[GIVEN REQUEST]: Check each line of the material below, and copy it if it holds the string "ญาตฎ".

[RECORDS FOR THIS TASK]:
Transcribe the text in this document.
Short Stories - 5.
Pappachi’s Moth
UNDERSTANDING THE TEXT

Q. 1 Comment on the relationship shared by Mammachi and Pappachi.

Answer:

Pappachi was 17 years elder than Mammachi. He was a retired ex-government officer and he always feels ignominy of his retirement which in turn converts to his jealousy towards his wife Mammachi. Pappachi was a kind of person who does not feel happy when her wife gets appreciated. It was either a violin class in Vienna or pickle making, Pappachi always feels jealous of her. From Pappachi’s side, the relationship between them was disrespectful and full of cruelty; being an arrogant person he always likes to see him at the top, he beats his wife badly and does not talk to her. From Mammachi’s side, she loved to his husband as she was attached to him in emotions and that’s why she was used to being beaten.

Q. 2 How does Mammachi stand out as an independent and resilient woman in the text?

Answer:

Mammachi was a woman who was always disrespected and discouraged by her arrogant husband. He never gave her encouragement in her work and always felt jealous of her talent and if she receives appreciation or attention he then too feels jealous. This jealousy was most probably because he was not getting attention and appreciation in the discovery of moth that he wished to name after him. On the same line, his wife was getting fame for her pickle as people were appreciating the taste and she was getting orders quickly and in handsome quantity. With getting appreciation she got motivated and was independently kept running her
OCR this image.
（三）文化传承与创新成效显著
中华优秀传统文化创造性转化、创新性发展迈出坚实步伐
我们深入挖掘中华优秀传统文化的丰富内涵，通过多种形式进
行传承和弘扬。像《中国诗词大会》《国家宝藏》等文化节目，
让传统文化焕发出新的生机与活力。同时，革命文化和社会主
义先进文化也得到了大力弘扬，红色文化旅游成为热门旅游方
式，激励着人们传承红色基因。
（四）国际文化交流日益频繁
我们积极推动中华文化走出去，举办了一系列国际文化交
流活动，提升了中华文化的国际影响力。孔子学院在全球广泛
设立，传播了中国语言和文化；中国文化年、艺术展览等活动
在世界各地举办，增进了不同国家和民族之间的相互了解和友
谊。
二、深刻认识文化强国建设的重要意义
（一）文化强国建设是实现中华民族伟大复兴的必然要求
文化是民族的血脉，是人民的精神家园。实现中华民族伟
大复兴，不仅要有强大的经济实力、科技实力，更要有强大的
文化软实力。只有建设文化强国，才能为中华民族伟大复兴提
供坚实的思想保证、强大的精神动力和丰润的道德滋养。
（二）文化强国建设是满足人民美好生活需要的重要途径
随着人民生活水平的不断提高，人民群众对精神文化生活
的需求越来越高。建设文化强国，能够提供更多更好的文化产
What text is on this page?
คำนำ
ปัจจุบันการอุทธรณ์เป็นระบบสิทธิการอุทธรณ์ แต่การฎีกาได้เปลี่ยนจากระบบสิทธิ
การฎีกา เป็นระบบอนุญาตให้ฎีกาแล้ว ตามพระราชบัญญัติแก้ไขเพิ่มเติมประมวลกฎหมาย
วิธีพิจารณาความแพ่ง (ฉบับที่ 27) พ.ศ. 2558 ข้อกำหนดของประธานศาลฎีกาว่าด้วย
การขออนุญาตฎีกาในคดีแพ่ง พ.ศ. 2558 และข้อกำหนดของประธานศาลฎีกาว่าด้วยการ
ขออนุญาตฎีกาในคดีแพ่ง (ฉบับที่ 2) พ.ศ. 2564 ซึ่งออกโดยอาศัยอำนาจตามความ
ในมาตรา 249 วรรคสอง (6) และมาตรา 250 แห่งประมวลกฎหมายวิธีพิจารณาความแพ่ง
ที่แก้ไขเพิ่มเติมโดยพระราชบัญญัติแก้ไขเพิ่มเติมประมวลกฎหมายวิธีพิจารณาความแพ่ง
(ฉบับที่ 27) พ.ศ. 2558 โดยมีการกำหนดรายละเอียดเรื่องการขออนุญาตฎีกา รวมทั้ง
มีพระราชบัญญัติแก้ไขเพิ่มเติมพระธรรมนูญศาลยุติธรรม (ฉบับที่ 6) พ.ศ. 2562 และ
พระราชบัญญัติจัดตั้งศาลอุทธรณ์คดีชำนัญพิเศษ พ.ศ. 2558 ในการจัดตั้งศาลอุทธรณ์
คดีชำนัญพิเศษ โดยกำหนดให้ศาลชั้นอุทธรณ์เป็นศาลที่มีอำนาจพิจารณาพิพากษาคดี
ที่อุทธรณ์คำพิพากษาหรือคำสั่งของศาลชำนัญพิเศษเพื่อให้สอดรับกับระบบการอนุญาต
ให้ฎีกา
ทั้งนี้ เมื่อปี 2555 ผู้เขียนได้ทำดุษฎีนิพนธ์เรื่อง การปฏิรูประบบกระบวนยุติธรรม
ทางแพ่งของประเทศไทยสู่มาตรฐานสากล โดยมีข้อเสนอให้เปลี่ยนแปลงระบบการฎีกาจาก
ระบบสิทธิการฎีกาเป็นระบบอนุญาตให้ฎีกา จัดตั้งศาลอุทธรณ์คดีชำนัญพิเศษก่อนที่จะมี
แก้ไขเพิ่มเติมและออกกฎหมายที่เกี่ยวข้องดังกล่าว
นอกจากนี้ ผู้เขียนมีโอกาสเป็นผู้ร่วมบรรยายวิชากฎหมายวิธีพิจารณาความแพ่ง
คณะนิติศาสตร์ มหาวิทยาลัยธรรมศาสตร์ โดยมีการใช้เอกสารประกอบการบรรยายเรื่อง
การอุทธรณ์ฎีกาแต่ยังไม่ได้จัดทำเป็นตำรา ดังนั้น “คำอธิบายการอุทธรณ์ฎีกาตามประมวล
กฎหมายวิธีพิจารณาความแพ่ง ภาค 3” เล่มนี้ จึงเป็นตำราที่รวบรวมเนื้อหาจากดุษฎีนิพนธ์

[TASK SOLUTION]:
การขออนุญาตฎีกาในคดีแพ่ง พ.ศ. 2558 และข้อกำหนดของประธานศาลฎีกาว่าด้วยการ
ขออนุญาตฎีกาในคดีแพ่ง (ฉบับที่ 2) พ.ศ. 2564 ซึ่งออกโดยอาศัยอำนาจตามความ
(ฉบับที่ 27) พ.ศ. 2558 โดยมีการกำหนดรายละเอียดเรื่องการขออนุญาตฎีกา รวมทั้ง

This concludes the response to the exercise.